Some records:
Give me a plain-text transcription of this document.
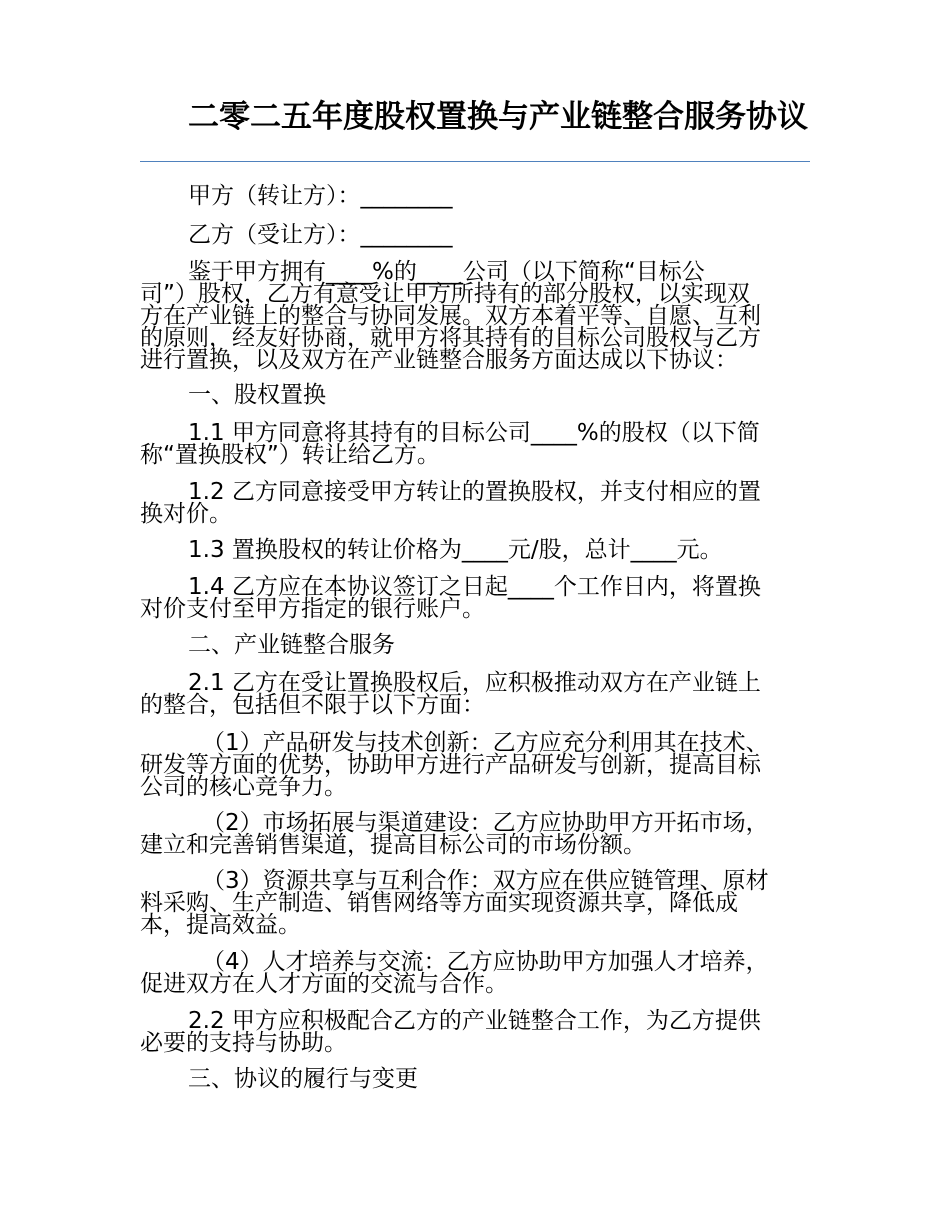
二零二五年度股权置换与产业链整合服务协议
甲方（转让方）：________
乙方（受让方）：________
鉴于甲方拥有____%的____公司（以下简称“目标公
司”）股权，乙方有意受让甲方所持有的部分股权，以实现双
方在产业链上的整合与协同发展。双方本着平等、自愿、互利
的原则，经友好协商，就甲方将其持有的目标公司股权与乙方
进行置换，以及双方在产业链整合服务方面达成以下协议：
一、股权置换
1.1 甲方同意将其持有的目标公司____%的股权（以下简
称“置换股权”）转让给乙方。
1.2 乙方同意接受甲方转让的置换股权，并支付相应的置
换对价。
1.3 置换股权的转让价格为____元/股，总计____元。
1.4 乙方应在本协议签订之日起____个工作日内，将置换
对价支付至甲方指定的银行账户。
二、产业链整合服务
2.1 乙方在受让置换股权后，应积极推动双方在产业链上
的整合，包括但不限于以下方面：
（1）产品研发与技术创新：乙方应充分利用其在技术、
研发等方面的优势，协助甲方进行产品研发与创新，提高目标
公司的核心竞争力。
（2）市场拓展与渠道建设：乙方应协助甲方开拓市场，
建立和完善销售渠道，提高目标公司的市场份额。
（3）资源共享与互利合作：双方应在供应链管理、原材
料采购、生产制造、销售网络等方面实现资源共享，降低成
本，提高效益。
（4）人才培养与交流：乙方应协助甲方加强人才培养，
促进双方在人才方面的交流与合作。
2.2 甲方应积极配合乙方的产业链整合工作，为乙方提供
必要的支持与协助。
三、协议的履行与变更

==

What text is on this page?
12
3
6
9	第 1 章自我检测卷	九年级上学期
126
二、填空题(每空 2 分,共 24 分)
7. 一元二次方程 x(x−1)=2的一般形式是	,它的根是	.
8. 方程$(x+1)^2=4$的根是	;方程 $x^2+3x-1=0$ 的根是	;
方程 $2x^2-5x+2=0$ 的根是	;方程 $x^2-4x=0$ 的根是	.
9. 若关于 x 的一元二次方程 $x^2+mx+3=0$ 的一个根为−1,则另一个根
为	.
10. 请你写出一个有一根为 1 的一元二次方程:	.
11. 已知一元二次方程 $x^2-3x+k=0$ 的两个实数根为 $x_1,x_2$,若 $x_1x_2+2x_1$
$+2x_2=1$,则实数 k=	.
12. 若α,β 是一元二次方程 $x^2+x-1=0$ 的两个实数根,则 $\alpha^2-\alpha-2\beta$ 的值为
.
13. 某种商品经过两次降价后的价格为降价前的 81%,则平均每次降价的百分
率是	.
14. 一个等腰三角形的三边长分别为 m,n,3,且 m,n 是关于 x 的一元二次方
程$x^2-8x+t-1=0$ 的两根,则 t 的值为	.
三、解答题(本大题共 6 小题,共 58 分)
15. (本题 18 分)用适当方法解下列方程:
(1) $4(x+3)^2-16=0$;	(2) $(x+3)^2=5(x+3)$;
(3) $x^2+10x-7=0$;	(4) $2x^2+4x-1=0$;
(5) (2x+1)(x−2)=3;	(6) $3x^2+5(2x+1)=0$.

* * *

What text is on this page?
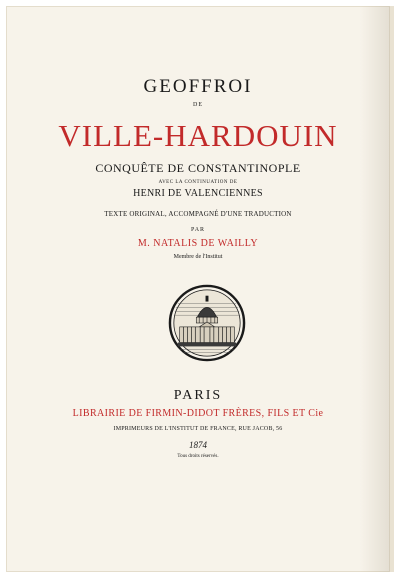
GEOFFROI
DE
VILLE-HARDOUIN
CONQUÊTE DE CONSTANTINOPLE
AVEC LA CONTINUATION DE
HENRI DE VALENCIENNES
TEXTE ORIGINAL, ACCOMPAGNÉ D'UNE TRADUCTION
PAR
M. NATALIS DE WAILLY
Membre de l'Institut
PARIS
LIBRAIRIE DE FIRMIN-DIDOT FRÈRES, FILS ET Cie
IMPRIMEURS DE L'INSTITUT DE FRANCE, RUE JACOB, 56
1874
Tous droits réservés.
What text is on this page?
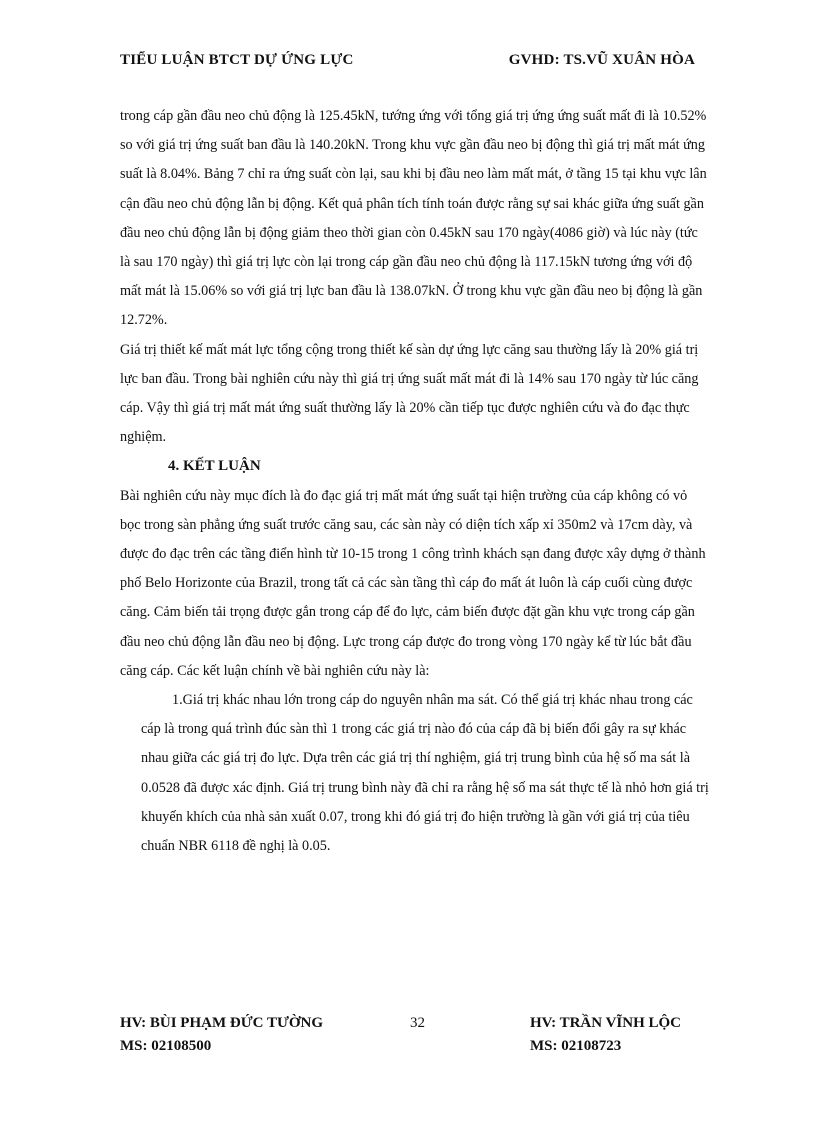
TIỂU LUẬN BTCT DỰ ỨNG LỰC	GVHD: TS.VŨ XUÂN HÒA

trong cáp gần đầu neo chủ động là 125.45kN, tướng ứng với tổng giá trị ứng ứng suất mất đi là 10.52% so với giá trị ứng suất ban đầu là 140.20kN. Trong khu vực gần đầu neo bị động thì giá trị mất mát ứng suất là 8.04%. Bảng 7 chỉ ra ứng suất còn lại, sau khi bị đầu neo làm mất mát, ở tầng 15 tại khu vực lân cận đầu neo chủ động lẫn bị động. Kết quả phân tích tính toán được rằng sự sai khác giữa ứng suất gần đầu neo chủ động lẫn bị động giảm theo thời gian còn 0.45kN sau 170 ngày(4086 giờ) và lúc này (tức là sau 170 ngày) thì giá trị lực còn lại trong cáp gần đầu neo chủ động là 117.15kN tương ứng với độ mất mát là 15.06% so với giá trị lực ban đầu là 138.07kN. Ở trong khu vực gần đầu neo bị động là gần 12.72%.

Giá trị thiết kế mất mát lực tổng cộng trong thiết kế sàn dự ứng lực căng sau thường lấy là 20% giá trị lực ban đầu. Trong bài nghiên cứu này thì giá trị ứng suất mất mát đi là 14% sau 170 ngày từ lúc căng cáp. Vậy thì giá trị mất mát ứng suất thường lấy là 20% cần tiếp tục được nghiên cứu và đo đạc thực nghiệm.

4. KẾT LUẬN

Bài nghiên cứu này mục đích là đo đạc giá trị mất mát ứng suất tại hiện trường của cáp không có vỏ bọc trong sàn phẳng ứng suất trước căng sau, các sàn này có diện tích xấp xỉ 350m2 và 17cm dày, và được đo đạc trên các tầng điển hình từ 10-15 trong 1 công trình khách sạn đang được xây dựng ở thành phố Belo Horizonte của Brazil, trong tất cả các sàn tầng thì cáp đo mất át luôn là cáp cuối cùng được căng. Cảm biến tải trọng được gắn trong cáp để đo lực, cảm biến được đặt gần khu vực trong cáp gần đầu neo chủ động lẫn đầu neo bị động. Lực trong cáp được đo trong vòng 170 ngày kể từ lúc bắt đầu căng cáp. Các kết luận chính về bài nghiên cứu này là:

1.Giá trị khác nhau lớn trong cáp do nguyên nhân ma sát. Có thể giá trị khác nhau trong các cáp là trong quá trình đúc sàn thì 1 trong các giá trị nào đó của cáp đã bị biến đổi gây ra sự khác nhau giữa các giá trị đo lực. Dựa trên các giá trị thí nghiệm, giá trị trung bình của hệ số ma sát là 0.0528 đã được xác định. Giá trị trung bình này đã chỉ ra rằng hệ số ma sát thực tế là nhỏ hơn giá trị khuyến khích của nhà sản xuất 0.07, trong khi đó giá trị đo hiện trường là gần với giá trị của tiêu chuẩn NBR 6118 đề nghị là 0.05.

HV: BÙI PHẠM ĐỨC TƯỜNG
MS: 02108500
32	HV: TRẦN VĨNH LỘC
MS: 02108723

### Your task
Where a line above contains the string "的一元二次方程", copy that line.

### Expected output
9. 若关于 x 的一元二次方程 $x^2+mx+3=0$ 的一个根为−1,则另一个根
10. 请你写出一个有一根为 1 的一元二次方程:	.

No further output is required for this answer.